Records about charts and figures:
┏━━
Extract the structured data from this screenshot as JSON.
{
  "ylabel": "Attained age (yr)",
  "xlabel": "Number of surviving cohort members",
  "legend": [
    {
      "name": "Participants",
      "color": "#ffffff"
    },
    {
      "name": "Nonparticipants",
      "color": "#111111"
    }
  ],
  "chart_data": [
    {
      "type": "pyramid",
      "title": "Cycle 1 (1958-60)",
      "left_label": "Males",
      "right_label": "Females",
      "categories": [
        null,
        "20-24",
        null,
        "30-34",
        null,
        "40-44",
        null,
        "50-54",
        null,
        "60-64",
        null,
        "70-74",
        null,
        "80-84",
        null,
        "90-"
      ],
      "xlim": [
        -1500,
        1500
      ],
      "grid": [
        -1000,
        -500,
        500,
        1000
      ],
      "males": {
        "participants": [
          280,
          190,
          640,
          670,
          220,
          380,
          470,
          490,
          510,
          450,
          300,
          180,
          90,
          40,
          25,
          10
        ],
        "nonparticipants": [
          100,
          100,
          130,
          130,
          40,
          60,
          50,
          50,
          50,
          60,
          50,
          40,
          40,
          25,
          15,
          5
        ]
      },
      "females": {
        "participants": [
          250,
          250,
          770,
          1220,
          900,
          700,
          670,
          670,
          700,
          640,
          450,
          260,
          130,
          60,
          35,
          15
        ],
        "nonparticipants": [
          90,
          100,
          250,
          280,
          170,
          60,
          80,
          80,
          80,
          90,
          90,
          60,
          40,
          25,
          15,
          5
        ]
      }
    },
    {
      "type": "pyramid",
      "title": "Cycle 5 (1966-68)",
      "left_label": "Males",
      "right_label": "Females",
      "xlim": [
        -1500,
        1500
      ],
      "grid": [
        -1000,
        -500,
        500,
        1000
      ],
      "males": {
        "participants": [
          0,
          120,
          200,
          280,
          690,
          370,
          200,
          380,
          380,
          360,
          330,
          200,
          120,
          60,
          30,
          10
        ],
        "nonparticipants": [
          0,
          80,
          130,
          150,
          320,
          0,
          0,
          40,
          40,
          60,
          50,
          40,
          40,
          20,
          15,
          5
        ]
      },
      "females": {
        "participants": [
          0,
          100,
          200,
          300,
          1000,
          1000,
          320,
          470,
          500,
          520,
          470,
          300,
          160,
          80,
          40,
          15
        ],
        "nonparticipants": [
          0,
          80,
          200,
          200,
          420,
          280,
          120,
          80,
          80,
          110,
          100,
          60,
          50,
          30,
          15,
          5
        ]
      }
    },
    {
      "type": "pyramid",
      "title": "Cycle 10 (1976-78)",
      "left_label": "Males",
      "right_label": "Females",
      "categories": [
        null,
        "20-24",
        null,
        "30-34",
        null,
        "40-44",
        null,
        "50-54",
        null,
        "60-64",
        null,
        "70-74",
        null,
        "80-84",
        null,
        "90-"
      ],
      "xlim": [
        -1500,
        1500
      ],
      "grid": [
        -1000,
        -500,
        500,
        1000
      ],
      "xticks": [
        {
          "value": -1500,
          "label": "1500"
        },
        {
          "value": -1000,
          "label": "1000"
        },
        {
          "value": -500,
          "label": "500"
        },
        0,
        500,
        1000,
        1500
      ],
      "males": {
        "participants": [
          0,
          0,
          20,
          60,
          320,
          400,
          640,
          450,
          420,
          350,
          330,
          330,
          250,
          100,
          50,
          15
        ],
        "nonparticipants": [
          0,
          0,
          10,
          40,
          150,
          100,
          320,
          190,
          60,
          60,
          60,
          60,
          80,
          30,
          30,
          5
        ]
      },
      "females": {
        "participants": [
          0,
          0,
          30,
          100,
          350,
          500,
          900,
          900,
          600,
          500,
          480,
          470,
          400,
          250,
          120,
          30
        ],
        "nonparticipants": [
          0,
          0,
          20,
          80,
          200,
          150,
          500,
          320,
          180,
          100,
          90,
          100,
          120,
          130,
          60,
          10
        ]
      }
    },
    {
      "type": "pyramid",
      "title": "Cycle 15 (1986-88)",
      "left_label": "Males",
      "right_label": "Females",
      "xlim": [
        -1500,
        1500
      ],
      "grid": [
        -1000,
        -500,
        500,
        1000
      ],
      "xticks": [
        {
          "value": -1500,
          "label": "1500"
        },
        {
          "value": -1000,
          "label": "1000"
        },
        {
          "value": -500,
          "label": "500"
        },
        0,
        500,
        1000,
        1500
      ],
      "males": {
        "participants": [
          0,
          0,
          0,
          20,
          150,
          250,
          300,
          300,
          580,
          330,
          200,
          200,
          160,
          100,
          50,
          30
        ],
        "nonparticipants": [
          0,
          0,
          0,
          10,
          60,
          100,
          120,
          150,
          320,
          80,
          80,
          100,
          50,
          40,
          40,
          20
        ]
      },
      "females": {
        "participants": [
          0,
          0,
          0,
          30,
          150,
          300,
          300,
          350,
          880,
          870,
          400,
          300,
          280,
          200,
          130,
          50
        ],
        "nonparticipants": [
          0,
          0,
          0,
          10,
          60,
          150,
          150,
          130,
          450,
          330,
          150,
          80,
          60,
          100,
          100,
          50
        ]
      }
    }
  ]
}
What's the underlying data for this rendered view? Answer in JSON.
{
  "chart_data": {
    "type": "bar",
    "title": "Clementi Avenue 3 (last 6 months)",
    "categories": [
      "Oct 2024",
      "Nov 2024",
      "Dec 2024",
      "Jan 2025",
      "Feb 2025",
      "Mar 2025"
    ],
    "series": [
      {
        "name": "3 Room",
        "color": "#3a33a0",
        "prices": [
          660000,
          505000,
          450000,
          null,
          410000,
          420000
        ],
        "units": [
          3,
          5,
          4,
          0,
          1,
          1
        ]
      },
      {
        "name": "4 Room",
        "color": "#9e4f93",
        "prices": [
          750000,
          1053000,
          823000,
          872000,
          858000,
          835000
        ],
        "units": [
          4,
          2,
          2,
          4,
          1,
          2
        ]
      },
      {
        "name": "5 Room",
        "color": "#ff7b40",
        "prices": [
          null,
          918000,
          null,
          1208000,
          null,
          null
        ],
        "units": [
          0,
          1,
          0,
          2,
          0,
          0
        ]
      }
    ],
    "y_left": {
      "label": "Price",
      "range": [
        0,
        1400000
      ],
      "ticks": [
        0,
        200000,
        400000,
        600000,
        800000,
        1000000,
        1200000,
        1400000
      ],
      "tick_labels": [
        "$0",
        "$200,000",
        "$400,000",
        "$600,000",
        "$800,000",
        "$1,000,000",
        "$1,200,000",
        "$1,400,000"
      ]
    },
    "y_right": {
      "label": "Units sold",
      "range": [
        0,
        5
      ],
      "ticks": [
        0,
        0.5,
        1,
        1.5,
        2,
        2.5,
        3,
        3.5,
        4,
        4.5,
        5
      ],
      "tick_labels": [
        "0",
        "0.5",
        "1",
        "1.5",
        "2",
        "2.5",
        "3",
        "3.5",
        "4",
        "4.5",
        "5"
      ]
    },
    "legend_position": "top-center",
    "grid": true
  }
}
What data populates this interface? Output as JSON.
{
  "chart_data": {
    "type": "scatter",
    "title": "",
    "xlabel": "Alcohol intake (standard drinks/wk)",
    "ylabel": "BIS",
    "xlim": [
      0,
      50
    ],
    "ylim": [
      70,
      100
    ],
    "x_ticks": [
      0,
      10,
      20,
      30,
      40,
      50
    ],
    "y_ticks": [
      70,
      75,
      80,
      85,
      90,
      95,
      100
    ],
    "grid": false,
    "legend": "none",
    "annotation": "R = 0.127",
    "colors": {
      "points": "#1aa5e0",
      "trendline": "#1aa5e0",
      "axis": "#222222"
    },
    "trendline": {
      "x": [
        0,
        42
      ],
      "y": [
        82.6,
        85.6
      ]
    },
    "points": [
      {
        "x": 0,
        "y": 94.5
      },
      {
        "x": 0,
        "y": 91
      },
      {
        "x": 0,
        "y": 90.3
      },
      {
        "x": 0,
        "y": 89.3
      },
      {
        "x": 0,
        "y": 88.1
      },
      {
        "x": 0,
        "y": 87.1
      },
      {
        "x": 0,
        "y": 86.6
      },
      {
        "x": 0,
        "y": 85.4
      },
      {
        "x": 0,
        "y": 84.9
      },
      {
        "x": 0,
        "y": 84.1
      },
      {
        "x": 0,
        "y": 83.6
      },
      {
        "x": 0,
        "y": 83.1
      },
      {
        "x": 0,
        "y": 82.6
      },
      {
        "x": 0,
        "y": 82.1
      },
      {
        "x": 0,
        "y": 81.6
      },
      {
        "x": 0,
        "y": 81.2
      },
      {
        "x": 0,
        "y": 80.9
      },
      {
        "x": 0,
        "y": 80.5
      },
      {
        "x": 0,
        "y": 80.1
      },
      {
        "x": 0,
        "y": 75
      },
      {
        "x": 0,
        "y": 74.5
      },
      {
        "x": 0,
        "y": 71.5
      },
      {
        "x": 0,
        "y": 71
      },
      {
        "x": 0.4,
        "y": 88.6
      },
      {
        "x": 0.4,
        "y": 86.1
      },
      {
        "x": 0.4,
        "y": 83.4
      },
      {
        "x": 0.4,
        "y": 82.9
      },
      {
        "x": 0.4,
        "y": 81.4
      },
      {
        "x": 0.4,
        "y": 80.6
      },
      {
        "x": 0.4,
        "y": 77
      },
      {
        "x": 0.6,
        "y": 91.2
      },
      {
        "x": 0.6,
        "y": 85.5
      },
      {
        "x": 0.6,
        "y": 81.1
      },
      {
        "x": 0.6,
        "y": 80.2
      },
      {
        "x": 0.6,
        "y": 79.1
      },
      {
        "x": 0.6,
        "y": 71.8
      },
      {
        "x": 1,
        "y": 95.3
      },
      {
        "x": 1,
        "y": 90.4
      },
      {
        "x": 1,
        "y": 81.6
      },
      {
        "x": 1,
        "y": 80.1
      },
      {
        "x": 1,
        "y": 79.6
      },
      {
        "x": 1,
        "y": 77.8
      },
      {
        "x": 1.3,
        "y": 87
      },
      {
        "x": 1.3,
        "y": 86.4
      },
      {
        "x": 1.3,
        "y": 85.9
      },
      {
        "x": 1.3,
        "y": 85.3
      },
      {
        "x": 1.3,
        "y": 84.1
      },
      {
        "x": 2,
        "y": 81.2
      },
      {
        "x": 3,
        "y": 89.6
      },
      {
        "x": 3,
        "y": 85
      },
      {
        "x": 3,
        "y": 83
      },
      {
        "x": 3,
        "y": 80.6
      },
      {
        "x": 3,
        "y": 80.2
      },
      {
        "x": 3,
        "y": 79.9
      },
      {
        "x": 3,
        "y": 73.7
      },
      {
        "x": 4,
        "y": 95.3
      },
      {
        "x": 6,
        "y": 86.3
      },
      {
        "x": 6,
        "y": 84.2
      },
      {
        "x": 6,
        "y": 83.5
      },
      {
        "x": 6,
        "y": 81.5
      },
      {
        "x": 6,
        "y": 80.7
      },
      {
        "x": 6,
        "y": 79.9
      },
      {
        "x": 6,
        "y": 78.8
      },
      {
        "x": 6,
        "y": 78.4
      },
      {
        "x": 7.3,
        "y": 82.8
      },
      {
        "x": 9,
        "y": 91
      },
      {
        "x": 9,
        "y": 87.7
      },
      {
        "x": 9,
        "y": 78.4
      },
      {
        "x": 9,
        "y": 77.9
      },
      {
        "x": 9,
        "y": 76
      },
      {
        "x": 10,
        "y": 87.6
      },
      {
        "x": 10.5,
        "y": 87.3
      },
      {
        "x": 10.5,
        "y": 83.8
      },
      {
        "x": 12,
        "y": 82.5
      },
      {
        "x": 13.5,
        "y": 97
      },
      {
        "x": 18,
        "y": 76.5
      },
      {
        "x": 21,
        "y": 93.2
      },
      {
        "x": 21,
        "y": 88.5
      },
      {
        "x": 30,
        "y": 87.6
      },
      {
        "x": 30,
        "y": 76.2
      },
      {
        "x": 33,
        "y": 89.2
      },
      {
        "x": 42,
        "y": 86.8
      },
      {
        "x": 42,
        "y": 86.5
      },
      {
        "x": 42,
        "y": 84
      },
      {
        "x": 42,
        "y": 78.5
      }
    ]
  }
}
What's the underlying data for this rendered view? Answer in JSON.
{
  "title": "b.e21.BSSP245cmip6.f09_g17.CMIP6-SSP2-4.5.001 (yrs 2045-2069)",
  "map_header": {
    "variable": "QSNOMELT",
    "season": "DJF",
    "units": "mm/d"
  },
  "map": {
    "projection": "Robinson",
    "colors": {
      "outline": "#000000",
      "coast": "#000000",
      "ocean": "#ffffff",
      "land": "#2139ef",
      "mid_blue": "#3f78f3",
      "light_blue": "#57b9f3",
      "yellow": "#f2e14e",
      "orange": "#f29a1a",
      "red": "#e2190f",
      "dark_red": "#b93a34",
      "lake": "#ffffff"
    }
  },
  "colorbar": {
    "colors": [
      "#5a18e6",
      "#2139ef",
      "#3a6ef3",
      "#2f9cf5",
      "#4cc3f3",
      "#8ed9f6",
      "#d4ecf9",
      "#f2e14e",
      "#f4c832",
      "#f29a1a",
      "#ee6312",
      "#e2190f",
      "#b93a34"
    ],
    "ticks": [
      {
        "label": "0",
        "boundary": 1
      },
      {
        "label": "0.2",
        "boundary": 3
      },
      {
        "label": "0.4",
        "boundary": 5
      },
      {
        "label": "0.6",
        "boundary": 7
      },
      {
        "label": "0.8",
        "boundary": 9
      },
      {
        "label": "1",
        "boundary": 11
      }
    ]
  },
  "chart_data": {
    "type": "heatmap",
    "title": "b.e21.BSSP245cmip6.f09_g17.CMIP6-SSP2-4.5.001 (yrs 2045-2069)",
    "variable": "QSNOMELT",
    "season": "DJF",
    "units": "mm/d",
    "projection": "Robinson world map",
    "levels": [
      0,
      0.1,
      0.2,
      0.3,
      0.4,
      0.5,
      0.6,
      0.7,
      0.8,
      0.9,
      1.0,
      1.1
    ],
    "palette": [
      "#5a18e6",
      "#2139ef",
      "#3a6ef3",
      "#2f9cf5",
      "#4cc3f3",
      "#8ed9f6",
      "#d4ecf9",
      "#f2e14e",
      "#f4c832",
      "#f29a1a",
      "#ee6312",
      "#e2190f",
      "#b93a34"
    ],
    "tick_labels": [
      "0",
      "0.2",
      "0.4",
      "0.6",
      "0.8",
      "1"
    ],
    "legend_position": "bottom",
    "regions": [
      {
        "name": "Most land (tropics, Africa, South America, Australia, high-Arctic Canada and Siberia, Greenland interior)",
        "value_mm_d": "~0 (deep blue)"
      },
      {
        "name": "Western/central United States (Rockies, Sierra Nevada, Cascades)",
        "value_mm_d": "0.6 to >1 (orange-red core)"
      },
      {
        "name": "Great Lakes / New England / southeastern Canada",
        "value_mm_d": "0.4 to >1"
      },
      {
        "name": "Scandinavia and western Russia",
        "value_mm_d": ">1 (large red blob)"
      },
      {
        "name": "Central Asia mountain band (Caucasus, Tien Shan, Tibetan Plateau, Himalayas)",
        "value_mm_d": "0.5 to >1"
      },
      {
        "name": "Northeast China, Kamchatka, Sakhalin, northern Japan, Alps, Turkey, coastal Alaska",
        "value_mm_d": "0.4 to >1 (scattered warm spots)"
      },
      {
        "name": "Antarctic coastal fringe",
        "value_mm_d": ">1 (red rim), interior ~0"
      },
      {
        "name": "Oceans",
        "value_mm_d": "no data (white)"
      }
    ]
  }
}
┗━━
EXERCISE REQUIREMENTS: Please list every line of the records that contains "projection".

EXPECTED ANSWER:
    "projection": "Robinson",
    "projection": "Robinson world map",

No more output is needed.